» SUPPLIED RECORDS

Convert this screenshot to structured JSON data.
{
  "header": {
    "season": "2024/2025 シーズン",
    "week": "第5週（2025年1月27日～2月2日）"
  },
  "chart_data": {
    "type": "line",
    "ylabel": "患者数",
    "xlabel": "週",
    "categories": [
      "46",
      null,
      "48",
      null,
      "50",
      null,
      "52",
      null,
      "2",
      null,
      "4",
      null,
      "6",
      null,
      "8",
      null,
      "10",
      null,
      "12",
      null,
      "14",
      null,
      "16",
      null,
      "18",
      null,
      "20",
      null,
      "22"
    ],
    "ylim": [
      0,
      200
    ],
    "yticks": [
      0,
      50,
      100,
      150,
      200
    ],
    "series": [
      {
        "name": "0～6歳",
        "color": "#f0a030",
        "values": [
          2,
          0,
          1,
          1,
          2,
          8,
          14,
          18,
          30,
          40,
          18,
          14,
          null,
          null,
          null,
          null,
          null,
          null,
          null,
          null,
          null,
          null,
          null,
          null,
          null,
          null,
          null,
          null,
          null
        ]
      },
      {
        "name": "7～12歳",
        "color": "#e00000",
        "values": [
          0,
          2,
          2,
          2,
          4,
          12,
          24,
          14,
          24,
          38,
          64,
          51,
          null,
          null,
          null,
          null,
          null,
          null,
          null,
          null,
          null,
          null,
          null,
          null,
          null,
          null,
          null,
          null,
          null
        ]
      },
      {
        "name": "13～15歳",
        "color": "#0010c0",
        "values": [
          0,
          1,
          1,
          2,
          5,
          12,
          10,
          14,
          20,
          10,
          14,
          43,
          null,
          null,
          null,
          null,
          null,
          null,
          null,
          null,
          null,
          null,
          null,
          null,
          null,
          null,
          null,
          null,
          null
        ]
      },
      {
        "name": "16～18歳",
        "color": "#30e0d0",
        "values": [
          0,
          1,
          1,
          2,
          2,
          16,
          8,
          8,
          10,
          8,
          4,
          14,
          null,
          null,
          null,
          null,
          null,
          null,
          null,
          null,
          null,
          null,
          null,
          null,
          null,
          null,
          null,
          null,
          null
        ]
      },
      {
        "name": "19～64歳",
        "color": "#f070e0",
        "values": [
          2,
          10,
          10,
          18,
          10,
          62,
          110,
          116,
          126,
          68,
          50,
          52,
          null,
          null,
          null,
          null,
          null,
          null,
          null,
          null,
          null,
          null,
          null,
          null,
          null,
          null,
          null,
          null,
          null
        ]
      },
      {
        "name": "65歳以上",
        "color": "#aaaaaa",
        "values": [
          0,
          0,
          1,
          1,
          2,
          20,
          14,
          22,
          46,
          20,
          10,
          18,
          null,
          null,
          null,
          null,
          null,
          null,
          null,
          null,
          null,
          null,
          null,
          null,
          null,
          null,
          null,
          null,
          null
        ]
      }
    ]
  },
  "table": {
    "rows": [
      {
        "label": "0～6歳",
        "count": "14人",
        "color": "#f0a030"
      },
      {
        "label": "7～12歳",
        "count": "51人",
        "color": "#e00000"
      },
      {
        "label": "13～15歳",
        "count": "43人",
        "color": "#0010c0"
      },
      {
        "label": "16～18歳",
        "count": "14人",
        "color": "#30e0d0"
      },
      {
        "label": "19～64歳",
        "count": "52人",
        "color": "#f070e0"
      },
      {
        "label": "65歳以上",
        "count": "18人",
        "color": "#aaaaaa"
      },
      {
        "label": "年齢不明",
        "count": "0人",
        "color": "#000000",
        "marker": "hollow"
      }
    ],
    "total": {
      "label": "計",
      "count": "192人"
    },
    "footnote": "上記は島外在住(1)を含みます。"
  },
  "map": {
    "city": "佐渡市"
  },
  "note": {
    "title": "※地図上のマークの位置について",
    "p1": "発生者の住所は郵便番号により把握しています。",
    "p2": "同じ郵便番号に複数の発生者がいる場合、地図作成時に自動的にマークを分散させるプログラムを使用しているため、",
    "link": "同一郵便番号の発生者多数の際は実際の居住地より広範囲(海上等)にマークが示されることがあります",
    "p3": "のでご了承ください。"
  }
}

» INSTRUCTIONS TO FOLLOW
Pick out the lines that include the word "count" and write them out.

» ANSWER TO THE PROBLEM
        "count": "14人",
        "count": "51人",
        "count": "43人",
        "count": "14人",
        "count": "52人",
        "count": "18人",
        "count": "0人",
      "count": "192人"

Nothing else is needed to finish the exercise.